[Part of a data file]
++++++++

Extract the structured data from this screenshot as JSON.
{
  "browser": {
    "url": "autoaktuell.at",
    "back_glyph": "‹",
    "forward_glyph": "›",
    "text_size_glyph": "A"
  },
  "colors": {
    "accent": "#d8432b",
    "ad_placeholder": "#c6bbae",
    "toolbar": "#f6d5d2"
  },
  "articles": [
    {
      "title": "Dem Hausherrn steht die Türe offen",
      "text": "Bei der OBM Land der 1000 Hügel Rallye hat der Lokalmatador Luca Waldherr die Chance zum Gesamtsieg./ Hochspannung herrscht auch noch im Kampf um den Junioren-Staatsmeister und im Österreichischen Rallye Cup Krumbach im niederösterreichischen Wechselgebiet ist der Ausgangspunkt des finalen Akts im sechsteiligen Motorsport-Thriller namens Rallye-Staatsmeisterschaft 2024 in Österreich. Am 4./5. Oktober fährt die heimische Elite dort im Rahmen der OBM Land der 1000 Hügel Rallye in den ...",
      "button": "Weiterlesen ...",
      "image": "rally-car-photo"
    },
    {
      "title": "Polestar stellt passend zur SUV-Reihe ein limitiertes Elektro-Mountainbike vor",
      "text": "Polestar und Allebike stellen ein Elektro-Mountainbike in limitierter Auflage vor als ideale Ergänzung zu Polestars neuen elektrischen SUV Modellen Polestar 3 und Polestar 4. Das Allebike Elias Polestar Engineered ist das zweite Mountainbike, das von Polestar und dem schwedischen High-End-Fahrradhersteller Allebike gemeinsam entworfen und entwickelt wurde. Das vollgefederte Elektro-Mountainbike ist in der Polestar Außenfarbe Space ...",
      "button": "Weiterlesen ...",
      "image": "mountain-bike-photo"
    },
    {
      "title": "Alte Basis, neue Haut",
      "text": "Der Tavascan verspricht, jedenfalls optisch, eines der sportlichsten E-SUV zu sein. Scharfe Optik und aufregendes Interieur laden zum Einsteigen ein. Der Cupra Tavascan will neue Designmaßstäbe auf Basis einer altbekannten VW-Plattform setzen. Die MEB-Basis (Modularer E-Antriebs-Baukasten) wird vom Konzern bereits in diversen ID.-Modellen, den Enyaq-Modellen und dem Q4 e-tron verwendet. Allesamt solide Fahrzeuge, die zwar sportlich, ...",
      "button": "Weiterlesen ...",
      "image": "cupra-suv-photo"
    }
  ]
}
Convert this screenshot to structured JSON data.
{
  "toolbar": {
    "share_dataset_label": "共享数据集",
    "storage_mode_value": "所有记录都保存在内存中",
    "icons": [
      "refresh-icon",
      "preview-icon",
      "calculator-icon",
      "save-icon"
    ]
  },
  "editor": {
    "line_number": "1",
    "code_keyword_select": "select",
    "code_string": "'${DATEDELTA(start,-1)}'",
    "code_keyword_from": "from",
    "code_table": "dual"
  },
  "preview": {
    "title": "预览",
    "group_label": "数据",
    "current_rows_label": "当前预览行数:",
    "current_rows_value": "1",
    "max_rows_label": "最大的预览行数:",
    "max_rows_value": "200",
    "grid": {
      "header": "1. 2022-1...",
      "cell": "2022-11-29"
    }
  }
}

++++++++

PROBLEM ::
Find the word "Mountainbike" in the records and pull out each line that has it.

EXPECTED ANSWER ::
      "title": "Polestar stellt passend zur SUV-Reihe ein limitiertes Elektro-Mountainbike vor",
      "text": "Polestar und Allebike stellen ein Elektro-Mountainbike in limitierter Auflage vor als ideale Ergänzung zu Polestars neuen elektrischen SUV Modellen Polestar 3 und Polestar 4. Das Allebike Elias Polestar Engineered ist das zweite Mountainbike, das von Polestar und dem schwedischen High-End-Fahrradhersteller Allebike gemeinsam entworfen und entwickelt wurde. Das vollgefederte Elektro-Mountainbike ist in der Polestar Außenfarbe Space ...",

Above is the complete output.